◆ What is required
Reply with one number: the count of lines in the listing that contain the string "Oficina".

◆ Source data
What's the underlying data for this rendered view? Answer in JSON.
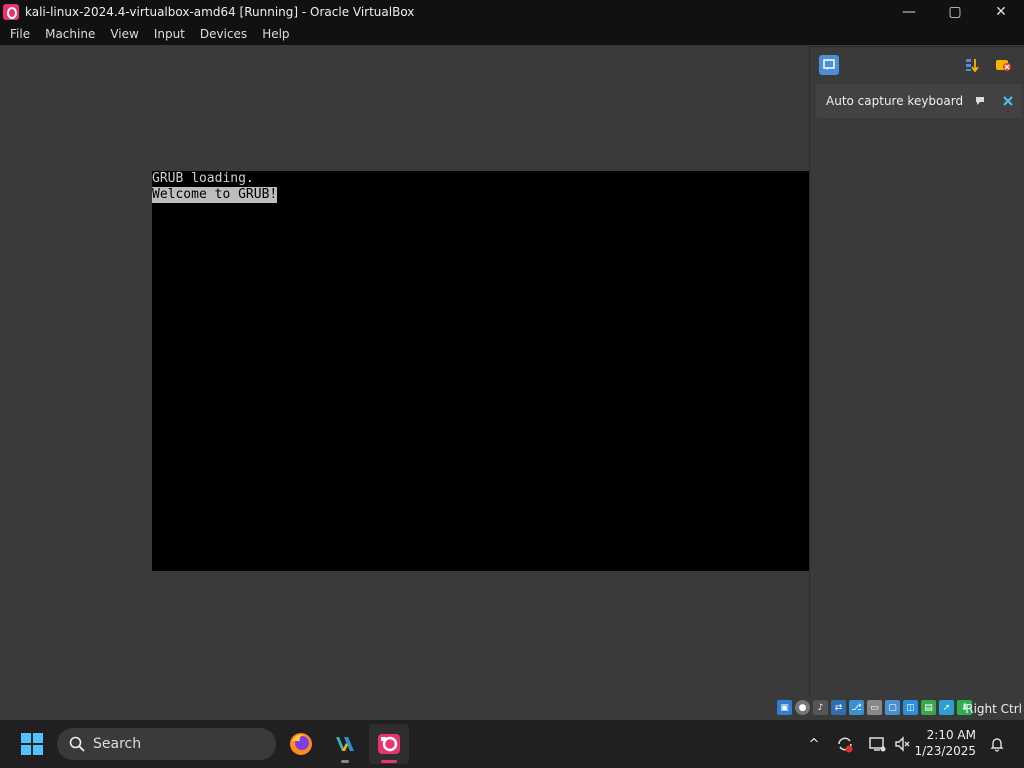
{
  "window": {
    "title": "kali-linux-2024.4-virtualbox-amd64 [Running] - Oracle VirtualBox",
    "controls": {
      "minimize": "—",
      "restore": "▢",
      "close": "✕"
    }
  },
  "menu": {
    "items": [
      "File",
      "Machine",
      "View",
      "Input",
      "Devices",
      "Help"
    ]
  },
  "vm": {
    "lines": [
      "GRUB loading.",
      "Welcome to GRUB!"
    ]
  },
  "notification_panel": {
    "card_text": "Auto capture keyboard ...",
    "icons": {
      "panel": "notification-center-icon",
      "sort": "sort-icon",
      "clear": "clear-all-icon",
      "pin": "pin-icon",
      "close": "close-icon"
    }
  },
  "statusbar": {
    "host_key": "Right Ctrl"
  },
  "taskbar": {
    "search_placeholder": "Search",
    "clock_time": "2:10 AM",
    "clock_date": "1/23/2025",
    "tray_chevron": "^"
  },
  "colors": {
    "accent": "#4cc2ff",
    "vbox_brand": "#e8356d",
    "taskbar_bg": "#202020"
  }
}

---

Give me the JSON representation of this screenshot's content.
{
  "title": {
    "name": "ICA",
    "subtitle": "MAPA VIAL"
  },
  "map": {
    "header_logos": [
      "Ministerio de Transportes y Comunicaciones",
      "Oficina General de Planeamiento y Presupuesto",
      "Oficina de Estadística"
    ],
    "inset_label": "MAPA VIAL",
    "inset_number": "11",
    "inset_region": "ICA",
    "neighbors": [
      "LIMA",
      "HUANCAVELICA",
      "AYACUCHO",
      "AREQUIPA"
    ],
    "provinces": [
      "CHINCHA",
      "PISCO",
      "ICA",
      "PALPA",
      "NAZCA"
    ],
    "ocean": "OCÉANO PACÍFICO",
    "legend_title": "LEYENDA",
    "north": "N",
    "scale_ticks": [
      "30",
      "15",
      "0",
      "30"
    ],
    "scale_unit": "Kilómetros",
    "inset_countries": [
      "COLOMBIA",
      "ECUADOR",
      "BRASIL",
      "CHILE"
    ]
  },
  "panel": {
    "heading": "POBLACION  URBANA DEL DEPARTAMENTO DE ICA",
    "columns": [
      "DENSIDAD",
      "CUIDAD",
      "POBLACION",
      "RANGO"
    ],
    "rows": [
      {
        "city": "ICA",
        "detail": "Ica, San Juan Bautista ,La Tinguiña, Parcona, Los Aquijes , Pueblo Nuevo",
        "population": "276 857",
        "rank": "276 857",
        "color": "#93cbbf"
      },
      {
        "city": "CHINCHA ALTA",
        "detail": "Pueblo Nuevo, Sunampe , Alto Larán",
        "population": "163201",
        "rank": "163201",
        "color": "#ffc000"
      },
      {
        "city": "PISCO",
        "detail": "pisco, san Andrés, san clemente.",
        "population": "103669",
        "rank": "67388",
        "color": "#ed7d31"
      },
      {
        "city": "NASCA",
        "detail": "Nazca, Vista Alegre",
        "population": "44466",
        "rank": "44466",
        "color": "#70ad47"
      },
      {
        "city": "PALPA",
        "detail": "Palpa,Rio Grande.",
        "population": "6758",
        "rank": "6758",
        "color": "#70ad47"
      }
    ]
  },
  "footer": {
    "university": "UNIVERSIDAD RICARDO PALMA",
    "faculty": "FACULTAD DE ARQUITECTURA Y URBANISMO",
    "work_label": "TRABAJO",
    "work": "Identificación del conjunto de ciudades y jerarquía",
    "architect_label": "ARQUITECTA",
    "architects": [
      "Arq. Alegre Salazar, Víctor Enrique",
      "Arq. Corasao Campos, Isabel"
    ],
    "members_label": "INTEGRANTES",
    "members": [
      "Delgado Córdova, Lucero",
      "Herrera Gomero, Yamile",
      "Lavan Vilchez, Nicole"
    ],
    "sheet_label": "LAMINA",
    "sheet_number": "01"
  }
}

==

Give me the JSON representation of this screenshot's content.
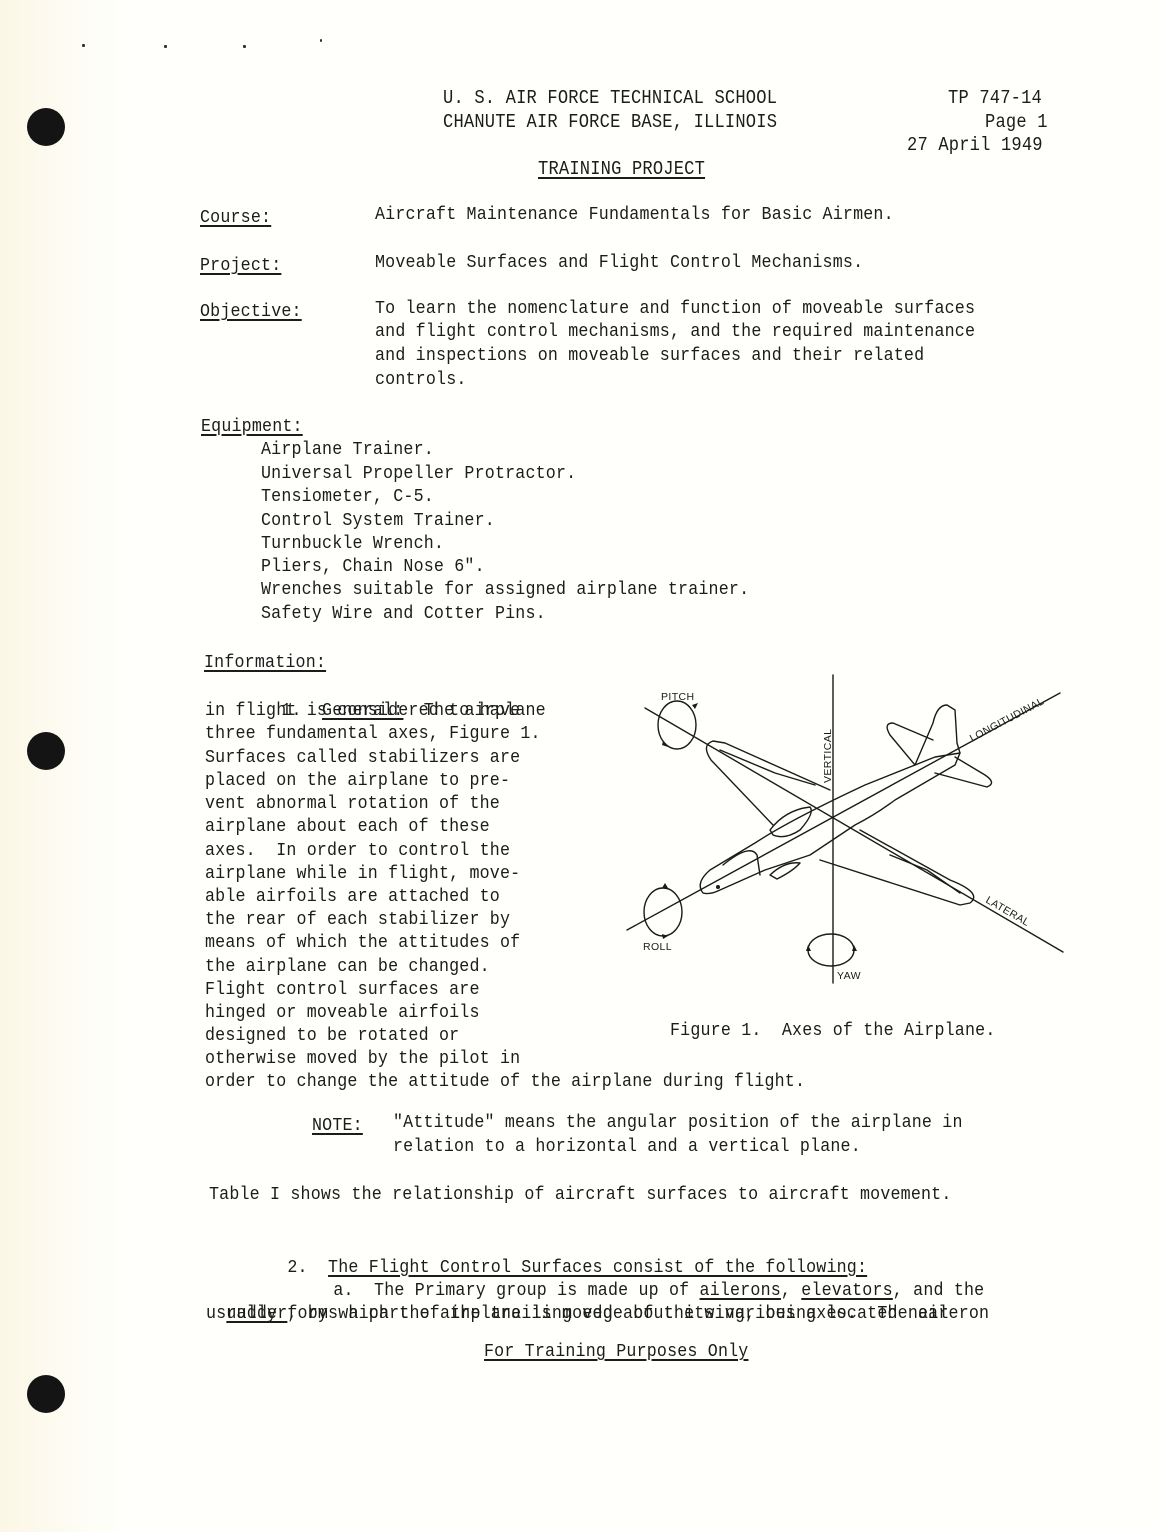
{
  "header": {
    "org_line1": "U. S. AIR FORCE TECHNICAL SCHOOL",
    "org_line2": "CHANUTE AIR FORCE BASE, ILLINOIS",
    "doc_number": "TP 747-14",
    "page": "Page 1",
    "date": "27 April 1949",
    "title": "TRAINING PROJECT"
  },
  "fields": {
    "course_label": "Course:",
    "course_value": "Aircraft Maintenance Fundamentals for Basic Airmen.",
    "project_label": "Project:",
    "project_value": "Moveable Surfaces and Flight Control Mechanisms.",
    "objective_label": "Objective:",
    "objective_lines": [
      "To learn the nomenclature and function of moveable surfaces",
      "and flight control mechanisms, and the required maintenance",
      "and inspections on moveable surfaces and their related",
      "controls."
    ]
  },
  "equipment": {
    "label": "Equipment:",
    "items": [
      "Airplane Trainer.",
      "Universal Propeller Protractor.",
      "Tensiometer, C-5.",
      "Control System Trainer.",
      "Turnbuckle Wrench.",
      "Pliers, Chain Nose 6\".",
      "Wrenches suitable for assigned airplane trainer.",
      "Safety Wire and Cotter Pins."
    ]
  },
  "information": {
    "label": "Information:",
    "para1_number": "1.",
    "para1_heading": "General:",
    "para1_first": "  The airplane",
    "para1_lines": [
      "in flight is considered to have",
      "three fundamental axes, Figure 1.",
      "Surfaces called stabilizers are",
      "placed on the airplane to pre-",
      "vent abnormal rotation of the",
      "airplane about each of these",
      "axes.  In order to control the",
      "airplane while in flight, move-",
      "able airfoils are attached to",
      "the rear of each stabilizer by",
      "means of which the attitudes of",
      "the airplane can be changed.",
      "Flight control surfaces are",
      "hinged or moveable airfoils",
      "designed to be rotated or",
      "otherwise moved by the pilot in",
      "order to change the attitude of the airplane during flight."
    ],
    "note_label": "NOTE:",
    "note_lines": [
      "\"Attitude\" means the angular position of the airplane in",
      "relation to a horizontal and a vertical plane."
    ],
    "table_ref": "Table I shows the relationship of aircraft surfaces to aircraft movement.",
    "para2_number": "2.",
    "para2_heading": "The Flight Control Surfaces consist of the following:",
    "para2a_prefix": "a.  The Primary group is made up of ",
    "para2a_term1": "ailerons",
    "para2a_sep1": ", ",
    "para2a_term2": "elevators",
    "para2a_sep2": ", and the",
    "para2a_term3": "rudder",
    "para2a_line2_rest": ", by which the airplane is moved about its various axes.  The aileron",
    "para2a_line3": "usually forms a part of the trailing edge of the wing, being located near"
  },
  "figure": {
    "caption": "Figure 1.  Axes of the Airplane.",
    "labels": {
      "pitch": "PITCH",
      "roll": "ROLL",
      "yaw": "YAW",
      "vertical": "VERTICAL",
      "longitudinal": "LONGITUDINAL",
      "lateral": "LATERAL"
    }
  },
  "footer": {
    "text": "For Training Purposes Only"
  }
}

◆ Answer to this exercise
2